WRITTEN INSTRUCTION 1 =
Return the whole forum post about counting repeated records exactly as it appears.

BookmarkSubscribeRSS Feed
ssas
Calcite | Level 5
Hi Can any one help,
I got 2 queries.
1. I have table like the following.
I would like to find out the frequency of (Same) records with in the table with respect to their lname postcode fname.

Table- A1
fname lname pcode
Amer George Dd4 5st
Paul George Dd4 5st
Amer collin Dd4 5st
Amer George Dd5 6st
AJ BENNISON ME20 6JE
G B BOWEN ME5 8QR
L BRYANS ME7 1RB
M CAIN ME7 4EH
P CHAMBERS ME19 5QB
J CHAMPION ME3 9RE
Amer George Dd4 5st
FW CORDIER ME4 4XJ
M COUSENS ME8 9QS
L COUSIN ME5 7JY
Amer collin Dd4 5st
H DAVIES RH12 1PX
P DEEPROSE ME7 5QG
Amer George Dd5 6st
D GOVIER ME7 2UX
JACQ GRAY ME8 9QZ
JK GRIFFIN CT7 9RX
J GRIFFIN ME2 2SY

output should like:

fname lname pcode no. of times
alan john me4 5sd 2
ban dadkds mf3 7ds 1
dad fdsfd bg3 5fd 4




2. I have the 30 tables ( a1 to a30) like above A1 and I want to find out the how many records are in common, which records in which table and howmany timeswith respect to their lname, pcode, fname.

INPUT DATA =

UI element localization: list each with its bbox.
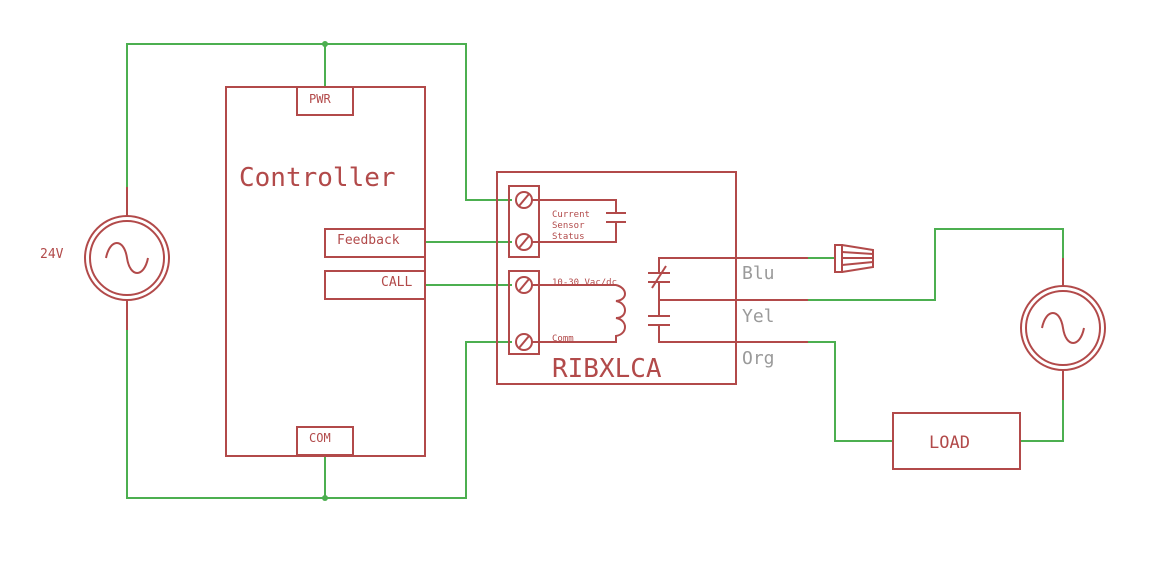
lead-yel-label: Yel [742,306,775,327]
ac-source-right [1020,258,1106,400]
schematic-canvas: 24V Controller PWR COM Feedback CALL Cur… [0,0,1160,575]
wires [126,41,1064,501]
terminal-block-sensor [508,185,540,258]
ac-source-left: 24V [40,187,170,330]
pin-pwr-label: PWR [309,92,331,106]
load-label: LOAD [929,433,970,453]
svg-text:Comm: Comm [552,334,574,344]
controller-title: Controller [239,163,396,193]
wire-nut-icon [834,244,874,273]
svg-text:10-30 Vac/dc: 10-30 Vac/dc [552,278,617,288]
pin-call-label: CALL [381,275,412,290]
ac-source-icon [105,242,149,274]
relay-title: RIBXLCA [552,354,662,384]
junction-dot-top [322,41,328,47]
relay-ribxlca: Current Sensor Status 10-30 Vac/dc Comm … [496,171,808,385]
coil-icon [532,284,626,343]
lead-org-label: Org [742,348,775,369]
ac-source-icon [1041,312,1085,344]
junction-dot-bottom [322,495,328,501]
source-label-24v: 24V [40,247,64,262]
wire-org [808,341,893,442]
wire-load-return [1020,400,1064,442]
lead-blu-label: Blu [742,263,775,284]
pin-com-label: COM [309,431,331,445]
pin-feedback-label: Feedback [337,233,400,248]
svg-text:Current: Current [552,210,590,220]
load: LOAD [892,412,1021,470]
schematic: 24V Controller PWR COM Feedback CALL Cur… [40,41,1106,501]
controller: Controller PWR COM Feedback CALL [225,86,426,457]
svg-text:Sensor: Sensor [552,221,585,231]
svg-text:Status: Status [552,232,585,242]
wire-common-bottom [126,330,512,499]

WRITTEN INSTRUCTION 2 =
Recast the lines of the records as a Markdown table with columns Row and Entry. Cover only the lines from the line with "lead-yel-label: Yel [742,306,775,327]" up to and including the line with "pin-pwr-label: PWR [309,92,331,106]", and leave out blank lines.

COMPLETE ANSWER 1 =
BookmarkSubscribeRSS Feed
ssas
Calcite | Level 5
Hi Can any one help,
I got 2 queries.
1. I have table like the following.
I would like to find out the frequency of (Same) records with in the table with respect to their lname postcode fname.

Table- A1
fname lname pcode
Amer George Dd4 5st
Paul George Dd4 5st
Amer collin Dd4 5st
Amer George Dd5 6st
AJ BENNISON ME20 6JE
G B BOWEN ME5 8QR
L BRYANS ME7 1RB
M CAIN ME7 4EH
P CHAMBERS ME19 5QB
J CHAMPION ME3 9RE
Amer George Dd4 5st
FW CORDIER ME4 4XJ
M COUSENS ME8 9QS
L COUSIN ME5 7JY
Amer collin Dd4 5st
H DAVIES RH12 1PX
P DEEPROSE ME7 5QG
Amer George Dd5 6st
D GOVIER ME7 2UX
JACQ GRAY ME8 9QZ
JK GRIFFIN CT7 9RX
J GRIFFIN ME2 2SY

output should like:

fname lname pcode no. of times
alan john me4 5sd 2
ban dadkds mf3 7ds 1
dad fdsfd bg3 5fd 4




2. I have the 30 tables ( a1 to a30) like above A1 and I want to find out the how many records are in common, which records in which table and howmany timeswith respect to their lname, pcode, fname.

COMPLETE ANSWER 2 =
| Row | Entry |
|---|---|
| 1 | lead-yel-label: Yel [742,306,775,327] |
| 2 | ac-source-right [1020,258,1106,400] |
| 3 | schematic-canvas: 24V Controller PWR COM Feedback CALL Cur… [0,0,1160,575] |
| 4 | wires [126,41,1064,501] |
| 5 | terminal-block-sensor [508,185,540,258] |
| 6 | ac-source-left: 24V [40,187,170,330] |
| 7 | pin-pwr-label: PWR [309,92,331,106] |